-- Start --

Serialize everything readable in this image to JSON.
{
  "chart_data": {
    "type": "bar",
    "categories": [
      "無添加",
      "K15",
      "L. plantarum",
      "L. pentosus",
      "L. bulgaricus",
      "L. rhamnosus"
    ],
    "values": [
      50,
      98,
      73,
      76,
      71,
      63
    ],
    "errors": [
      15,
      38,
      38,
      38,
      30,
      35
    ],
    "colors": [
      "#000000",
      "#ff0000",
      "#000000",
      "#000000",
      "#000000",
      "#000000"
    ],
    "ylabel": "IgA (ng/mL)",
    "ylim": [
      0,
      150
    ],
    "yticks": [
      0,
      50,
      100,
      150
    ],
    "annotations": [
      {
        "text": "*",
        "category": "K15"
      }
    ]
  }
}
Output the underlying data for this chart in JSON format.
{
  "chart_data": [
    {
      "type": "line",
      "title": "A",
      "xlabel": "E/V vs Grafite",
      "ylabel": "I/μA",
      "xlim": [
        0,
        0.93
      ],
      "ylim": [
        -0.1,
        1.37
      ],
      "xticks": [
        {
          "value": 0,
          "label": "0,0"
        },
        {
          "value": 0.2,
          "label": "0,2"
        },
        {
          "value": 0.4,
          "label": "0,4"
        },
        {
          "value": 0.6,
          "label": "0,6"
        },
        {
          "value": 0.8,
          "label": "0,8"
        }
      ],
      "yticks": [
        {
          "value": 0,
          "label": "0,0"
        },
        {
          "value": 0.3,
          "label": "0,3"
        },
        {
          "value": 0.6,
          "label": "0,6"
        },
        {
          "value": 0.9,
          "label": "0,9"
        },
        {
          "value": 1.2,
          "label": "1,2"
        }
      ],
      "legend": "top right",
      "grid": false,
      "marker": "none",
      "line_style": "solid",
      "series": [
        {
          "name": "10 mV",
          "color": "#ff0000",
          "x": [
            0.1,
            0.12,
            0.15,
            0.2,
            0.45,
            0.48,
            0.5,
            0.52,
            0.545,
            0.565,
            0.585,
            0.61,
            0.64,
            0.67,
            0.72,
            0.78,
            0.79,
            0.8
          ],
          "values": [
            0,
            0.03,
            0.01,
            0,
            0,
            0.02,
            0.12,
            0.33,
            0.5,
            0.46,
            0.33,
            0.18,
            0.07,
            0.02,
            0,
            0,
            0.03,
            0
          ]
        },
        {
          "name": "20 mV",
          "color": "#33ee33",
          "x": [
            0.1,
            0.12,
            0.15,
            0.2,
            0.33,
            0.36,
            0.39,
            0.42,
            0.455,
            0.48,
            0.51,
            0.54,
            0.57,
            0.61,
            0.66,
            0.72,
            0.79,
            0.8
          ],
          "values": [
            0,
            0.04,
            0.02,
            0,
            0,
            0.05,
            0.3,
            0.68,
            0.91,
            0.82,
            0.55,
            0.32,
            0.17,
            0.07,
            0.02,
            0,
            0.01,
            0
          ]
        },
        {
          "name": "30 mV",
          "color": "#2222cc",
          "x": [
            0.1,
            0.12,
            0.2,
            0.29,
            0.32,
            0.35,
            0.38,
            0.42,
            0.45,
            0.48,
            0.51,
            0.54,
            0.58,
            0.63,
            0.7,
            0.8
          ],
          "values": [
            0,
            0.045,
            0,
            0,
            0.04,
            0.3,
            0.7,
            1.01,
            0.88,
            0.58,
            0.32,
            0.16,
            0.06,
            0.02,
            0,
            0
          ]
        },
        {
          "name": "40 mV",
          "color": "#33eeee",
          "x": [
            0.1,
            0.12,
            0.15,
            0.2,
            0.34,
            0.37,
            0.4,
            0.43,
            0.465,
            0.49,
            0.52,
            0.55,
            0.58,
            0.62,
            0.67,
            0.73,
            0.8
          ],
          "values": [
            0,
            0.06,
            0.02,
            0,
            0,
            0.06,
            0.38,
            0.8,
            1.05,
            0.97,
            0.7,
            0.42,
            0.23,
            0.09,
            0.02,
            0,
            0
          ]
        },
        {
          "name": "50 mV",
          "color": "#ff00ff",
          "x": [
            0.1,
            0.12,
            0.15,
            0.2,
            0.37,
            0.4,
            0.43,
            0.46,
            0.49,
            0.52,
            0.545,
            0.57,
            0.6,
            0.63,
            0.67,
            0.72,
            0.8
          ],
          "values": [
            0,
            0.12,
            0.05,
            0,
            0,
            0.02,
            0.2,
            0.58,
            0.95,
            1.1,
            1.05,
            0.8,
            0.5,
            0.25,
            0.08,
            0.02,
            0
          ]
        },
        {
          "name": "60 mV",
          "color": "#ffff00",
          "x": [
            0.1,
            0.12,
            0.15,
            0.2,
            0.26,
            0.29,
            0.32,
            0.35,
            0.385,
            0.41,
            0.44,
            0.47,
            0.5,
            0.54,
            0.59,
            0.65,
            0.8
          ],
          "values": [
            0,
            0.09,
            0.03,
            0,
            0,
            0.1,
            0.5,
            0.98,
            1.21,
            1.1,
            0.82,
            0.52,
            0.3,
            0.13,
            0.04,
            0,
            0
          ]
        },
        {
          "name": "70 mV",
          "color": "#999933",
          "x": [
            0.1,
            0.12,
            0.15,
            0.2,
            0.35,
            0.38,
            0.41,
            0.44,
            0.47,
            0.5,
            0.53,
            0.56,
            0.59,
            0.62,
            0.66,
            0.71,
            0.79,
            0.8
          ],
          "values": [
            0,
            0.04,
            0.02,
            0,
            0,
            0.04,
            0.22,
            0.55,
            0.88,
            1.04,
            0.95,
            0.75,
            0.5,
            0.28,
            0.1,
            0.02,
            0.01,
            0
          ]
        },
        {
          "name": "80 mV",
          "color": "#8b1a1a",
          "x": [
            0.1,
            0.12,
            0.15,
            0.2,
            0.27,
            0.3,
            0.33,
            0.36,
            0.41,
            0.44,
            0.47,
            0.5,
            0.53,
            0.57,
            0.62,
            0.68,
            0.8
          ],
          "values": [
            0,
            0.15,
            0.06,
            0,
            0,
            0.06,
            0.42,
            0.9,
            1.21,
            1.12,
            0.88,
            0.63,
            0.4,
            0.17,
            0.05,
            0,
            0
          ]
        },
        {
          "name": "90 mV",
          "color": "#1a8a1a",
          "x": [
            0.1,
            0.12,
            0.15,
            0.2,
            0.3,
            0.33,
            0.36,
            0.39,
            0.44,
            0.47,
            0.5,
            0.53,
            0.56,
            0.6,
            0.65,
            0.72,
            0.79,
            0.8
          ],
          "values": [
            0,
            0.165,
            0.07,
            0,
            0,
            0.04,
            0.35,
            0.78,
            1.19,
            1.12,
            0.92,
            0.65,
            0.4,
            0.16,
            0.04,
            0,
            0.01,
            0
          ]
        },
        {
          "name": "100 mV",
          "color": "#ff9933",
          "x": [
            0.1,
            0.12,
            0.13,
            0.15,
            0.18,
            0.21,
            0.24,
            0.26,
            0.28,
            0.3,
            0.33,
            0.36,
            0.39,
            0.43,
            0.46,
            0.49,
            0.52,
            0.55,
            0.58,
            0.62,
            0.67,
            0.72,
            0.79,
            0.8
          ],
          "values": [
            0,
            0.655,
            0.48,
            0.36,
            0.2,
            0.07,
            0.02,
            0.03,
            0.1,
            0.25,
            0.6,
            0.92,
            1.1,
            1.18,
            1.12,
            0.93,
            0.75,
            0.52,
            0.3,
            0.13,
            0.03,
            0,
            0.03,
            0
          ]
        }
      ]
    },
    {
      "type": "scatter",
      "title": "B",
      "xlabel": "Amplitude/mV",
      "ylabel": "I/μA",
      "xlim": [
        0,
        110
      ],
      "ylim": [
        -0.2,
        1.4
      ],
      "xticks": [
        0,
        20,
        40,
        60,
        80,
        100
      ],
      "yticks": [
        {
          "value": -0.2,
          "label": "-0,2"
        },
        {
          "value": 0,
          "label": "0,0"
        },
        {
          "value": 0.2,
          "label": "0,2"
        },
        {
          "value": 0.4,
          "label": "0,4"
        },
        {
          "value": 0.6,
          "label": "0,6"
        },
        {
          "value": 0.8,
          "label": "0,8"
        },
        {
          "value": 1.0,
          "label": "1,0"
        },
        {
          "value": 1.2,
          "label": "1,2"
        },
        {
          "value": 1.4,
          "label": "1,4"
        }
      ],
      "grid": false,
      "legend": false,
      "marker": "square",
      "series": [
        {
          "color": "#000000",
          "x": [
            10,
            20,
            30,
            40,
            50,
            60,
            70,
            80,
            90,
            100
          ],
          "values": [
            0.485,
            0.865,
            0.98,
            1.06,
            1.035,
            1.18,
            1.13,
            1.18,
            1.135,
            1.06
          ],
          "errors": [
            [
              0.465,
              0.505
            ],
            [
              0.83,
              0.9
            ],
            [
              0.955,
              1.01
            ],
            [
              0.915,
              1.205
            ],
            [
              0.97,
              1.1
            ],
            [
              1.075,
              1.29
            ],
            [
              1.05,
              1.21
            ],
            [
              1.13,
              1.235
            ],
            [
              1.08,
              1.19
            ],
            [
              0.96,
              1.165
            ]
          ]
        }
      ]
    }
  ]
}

-- End --

▸ **EXERCISE GOAL**
Which lines contain "this"? Copy each of them out.

▸ **RESULT OF THE EXERCISE**
Serialize everything readable in this image to JSON.
Output the underlying data for this chart in JSON format.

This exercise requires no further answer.